— BEGIN —

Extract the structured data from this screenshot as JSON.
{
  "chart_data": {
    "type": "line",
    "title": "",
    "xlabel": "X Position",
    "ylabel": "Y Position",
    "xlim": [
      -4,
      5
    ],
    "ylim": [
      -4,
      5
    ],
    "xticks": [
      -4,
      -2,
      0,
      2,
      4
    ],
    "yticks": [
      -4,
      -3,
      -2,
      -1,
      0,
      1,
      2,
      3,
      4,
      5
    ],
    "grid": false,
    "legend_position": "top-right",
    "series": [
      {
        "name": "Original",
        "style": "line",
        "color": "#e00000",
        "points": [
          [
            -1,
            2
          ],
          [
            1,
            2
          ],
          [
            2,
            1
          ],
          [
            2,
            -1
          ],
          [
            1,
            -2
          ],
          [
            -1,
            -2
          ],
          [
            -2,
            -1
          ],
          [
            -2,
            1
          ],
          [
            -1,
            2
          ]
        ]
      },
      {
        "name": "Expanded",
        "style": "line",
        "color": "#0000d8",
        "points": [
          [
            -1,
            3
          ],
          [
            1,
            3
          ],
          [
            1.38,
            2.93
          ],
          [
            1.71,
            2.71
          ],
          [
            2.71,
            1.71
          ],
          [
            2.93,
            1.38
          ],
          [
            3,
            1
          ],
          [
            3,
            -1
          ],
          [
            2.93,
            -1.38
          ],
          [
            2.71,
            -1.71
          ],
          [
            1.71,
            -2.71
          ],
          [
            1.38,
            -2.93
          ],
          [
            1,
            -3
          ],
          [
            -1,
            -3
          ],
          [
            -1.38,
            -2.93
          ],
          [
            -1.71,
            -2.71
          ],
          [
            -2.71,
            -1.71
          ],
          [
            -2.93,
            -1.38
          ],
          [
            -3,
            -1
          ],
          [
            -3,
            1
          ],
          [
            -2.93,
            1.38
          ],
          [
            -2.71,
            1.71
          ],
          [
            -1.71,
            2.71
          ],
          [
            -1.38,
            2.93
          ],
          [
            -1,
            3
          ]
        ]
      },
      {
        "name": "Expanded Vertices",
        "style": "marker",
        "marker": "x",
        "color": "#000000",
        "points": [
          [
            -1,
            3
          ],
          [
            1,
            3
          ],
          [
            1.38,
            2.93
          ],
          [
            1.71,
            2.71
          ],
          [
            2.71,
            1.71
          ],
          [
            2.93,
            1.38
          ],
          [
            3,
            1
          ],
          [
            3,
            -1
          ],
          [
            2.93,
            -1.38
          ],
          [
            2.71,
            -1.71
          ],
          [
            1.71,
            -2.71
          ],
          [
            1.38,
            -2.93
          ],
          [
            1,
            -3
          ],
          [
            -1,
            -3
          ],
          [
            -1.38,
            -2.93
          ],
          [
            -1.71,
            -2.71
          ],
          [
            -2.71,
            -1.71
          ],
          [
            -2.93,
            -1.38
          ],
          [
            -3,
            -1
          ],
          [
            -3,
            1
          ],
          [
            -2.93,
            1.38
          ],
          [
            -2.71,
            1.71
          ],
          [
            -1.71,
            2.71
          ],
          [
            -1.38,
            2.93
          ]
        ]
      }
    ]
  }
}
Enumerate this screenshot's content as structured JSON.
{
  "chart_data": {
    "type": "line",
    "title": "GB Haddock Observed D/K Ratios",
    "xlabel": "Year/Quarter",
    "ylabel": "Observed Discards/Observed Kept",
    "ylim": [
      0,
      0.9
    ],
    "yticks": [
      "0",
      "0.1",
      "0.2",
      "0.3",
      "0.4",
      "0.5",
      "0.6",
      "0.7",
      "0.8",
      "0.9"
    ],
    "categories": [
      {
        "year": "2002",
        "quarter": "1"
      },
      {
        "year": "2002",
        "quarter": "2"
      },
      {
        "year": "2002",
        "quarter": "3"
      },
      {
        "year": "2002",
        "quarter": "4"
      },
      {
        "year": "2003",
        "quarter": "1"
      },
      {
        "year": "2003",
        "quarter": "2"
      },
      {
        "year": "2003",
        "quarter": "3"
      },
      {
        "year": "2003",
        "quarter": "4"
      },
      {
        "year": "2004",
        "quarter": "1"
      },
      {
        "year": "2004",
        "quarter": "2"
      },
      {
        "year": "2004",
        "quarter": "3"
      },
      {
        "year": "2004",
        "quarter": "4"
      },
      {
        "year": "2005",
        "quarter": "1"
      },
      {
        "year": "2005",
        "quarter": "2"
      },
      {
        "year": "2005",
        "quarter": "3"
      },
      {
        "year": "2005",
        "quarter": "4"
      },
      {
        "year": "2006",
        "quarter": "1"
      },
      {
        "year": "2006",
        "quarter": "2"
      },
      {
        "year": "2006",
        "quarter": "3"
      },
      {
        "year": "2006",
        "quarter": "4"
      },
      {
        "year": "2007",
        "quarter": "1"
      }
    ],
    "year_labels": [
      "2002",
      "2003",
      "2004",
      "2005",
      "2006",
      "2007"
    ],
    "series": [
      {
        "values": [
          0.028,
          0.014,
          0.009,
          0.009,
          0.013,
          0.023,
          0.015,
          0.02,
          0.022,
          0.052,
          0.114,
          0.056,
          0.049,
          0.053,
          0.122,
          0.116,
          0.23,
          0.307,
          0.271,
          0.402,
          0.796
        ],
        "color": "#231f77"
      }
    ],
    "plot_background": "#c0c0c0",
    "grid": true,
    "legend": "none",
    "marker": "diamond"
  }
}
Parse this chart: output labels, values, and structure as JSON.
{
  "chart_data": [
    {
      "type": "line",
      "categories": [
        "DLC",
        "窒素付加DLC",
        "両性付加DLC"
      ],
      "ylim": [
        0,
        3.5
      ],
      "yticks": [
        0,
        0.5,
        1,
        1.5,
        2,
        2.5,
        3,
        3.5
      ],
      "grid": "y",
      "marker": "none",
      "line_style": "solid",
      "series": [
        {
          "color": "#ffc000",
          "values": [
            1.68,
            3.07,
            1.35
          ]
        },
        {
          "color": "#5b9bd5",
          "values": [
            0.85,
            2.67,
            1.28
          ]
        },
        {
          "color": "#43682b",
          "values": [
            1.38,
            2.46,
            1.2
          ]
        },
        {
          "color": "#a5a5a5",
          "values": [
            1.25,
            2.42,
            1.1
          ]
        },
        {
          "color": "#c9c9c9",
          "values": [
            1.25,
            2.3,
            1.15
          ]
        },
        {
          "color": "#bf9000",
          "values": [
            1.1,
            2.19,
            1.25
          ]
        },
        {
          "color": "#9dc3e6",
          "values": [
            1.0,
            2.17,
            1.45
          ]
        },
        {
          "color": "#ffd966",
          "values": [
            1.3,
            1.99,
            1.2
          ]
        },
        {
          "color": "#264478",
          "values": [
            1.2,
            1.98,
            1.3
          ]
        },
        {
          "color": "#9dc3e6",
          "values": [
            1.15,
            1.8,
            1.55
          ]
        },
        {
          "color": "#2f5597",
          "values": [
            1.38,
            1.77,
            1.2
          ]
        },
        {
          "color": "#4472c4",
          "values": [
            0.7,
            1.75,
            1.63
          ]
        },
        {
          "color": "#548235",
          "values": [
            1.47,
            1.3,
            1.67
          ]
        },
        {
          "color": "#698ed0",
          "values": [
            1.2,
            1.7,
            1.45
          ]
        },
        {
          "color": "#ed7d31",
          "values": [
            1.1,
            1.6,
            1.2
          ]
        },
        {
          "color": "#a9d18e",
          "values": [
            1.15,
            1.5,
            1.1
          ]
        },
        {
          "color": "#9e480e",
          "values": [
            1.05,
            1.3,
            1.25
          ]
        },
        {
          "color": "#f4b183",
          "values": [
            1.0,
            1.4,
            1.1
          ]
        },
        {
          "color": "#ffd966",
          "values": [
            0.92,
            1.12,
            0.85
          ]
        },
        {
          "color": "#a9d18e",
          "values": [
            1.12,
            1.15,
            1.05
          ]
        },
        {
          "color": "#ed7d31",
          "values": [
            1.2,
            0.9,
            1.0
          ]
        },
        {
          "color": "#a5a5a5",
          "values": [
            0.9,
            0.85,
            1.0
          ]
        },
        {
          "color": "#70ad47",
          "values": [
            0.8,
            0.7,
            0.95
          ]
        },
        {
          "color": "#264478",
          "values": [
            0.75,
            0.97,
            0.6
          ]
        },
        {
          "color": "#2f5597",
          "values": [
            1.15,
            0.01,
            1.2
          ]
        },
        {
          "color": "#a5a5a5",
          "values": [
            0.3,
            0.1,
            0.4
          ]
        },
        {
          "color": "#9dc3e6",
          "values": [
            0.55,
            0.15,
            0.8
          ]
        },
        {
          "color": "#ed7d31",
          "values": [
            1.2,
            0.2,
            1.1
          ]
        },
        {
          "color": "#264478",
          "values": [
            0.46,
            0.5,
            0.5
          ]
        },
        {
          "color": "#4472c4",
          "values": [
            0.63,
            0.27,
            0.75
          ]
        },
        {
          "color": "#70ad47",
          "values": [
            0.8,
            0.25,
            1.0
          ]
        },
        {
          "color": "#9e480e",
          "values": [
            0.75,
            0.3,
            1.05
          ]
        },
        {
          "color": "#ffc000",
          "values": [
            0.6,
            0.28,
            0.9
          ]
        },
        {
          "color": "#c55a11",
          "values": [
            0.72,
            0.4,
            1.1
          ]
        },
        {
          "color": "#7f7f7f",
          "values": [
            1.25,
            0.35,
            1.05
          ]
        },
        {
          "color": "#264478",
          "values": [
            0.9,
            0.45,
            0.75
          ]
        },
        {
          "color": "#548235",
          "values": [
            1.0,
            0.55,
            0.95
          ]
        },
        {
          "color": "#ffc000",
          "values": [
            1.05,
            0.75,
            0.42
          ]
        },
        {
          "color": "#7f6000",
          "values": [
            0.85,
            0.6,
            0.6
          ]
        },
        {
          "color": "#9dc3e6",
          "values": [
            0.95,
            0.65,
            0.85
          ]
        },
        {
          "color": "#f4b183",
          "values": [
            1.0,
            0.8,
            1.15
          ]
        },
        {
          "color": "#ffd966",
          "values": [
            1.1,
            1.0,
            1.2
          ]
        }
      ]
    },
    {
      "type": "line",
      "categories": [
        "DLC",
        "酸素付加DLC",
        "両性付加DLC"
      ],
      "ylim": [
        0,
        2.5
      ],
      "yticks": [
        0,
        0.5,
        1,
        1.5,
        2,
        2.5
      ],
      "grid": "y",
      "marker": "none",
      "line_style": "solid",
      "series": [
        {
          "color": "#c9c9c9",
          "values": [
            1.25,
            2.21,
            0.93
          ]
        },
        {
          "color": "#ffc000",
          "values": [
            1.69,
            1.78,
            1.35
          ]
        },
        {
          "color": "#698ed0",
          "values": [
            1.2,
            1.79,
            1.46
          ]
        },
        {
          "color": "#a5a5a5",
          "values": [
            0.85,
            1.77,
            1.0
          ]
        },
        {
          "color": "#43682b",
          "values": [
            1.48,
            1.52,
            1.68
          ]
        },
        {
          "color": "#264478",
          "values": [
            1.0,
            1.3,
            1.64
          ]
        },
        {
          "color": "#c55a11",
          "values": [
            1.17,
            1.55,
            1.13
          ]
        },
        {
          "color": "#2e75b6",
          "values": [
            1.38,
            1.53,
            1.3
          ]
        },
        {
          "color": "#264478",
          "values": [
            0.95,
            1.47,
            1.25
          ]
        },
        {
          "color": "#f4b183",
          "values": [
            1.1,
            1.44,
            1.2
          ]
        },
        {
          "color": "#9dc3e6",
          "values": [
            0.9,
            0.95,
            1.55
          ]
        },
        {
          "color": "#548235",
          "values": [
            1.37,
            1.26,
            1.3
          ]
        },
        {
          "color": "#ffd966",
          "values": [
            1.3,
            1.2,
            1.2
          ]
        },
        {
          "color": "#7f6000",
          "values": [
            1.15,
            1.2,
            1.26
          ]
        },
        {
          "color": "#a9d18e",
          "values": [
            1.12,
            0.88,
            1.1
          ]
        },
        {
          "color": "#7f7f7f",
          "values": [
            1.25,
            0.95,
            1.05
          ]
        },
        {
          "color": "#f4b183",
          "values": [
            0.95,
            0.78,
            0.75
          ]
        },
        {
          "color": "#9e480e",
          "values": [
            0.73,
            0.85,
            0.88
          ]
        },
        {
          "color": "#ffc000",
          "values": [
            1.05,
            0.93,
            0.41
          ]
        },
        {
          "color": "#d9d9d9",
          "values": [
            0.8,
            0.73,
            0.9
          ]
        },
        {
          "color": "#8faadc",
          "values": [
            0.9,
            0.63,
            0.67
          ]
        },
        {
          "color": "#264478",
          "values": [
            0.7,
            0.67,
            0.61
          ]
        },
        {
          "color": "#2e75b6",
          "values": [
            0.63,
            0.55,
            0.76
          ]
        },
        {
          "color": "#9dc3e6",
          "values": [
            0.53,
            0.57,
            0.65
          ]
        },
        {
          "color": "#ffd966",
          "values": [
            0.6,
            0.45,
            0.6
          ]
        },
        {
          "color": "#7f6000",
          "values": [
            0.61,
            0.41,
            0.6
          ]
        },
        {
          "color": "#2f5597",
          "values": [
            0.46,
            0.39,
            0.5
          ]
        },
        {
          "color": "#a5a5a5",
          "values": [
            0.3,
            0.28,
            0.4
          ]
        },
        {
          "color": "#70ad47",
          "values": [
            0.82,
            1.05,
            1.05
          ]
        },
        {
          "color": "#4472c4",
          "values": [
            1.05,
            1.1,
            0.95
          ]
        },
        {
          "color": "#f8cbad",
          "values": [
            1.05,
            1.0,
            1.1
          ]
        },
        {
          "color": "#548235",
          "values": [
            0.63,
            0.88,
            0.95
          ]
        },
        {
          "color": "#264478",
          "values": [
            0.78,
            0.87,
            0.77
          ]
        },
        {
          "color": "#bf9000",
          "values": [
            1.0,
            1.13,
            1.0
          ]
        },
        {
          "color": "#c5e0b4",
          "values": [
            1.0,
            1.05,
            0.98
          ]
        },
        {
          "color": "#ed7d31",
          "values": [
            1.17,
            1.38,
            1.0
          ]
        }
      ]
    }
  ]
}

— END —

*Short exercise:* Show every line where the string "marker" appears.

*Task output:*
        "style": "marker",
        "marker": "x",
    "marker": "diamond"
      "marker": "none",
      "marker": "none",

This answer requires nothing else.